▶ _What you need to do_:
Copy out each line of the material below that holds the string "category".

(Extracts from a graphics dataset)
▼

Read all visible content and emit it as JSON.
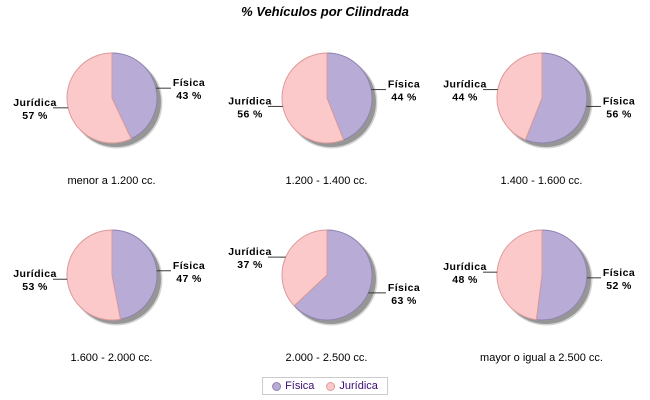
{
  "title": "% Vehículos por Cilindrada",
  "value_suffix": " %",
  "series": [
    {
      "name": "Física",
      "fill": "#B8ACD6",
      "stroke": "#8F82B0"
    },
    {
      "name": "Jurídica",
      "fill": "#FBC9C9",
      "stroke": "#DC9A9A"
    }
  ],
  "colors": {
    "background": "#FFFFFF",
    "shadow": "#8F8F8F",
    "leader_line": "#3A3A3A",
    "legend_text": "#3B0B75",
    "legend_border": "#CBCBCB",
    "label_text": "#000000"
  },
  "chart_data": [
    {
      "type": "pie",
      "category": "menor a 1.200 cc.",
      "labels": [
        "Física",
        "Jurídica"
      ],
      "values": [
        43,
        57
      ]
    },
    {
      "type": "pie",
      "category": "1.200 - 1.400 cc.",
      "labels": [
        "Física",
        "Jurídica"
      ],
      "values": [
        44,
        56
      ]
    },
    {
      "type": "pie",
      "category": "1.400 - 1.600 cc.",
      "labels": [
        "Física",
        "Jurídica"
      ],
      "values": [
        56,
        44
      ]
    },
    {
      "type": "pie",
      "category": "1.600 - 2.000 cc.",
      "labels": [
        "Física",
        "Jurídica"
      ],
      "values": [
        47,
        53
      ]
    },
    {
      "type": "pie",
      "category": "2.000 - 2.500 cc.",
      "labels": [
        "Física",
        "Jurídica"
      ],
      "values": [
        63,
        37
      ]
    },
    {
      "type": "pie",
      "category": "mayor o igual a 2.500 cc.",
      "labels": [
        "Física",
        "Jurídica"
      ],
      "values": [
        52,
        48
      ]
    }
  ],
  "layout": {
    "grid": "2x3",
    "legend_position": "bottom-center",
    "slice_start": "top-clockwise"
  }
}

▲
▼

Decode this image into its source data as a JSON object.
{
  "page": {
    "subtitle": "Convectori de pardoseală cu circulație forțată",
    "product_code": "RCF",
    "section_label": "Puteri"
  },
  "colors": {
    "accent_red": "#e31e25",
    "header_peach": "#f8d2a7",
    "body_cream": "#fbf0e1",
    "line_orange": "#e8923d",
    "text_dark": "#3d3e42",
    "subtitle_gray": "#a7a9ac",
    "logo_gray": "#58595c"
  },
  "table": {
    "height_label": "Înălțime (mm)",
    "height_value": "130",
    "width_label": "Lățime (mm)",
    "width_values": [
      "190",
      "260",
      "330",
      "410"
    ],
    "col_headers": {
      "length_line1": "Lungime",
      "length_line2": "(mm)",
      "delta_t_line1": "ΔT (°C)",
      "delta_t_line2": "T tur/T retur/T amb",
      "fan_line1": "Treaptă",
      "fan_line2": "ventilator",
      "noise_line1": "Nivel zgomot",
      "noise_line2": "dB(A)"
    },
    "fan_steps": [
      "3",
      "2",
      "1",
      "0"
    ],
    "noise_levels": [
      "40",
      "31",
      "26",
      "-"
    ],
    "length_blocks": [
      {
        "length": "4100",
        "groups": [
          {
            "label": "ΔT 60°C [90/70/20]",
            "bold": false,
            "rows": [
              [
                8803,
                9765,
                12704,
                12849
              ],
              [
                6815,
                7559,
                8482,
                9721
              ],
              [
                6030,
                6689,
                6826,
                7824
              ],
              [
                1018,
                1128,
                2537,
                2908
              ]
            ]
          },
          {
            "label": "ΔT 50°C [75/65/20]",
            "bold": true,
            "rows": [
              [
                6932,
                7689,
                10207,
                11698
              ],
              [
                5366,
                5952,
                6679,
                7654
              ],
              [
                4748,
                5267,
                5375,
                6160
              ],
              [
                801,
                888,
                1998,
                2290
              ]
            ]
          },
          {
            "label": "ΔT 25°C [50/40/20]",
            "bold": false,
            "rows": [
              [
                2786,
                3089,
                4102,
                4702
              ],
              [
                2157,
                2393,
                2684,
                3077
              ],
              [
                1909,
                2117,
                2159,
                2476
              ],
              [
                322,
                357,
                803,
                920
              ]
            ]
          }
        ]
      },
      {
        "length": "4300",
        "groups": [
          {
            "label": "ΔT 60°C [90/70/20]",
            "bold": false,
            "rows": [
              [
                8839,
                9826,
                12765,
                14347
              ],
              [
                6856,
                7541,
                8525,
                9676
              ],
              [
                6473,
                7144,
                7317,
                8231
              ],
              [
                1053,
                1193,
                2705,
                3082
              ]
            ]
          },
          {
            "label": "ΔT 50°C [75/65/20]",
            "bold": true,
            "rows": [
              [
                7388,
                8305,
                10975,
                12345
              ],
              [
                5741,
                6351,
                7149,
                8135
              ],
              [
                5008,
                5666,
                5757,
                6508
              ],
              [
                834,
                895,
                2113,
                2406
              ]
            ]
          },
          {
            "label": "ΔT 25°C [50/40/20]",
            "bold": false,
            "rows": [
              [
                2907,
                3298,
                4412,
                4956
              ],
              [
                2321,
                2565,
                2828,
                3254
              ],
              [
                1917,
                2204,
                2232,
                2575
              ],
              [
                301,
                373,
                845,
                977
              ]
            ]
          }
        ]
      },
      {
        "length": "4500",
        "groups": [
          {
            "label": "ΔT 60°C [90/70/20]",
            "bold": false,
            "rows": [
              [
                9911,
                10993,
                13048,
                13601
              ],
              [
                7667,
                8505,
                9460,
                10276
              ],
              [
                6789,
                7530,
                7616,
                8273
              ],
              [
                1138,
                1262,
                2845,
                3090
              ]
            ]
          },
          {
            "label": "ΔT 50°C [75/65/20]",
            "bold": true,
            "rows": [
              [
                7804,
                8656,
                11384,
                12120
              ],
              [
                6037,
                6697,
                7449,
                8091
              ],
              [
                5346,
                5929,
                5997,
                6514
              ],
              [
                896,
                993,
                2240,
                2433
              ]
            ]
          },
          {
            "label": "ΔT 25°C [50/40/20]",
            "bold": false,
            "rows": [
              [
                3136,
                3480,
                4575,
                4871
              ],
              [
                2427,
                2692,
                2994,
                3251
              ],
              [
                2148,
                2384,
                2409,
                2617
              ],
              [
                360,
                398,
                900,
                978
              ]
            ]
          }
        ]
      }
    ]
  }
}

▲

▶ _Problem solution_:
      "category": "menor a 1.200 cc.",
      "category": "1.200 - 1.400 cc.",
      "category": "1.400 - 1.600 cc.",
      "category": "1.600 - 2.000 cc.",
      "category": "2.000 - 2.500 cc.",
      "category": "mayor o igual a 2.500 cc.",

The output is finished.